**Objective**
Identify all lines of the data containing the string "name" and copy them.

Part of a data file:
↓

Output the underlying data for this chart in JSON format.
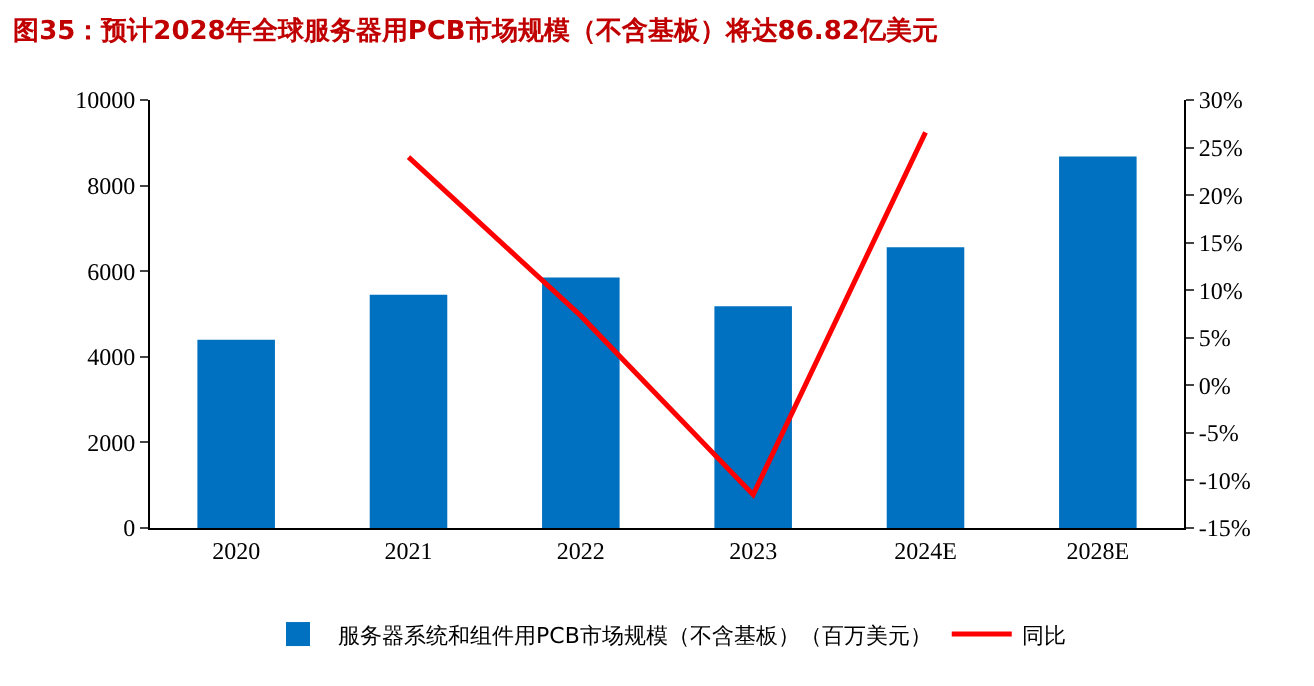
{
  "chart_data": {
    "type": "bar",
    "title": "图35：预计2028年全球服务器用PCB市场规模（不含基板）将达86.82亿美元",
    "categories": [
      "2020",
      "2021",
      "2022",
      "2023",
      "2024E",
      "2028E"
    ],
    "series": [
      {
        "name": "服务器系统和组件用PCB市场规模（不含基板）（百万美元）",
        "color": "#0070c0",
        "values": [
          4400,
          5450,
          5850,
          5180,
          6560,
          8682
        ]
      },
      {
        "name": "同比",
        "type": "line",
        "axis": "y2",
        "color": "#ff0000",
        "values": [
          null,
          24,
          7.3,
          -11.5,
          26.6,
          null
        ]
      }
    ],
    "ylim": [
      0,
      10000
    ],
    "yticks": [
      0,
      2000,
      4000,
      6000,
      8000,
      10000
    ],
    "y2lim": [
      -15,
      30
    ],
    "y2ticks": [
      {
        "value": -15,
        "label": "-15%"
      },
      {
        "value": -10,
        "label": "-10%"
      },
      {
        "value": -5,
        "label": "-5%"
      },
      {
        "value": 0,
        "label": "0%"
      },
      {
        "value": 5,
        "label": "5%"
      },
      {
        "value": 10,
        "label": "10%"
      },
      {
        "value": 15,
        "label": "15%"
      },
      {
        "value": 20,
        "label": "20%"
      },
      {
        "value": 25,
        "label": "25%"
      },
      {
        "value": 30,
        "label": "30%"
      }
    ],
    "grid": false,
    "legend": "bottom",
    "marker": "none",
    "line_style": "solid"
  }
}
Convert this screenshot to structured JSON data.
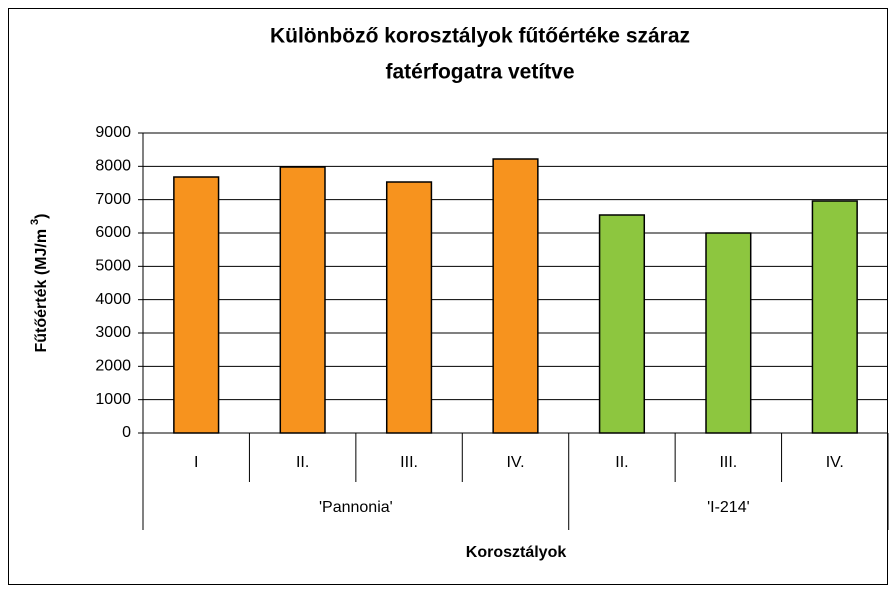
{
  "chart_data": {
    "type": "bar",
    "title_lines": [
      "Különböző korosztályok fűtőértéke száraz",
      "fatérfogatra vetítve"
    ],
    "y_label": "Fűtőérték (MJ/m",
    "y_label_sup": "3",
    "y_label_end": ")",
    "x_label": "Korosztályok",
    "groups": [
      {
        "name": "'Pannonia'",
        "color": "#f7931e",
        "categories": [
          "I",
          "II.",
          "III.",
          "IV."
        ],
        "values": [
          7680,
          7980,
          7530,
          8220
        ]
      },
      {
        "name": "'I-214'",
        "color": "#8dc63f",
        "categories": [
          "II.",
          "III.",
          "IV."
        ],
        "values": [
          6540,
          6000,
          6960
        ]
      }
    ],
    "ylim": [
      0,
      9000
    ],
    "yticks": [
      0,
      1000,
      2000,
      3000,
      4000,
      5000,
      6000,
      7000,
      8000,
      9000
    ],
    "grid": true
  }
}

↑

**Reply**
        "name": "服务器系统和组件用PCB市场规模（不含基板）（百万美元）",
        "name": "同比",
        "name": "'Pannonia'",
        "name": "'I-214'",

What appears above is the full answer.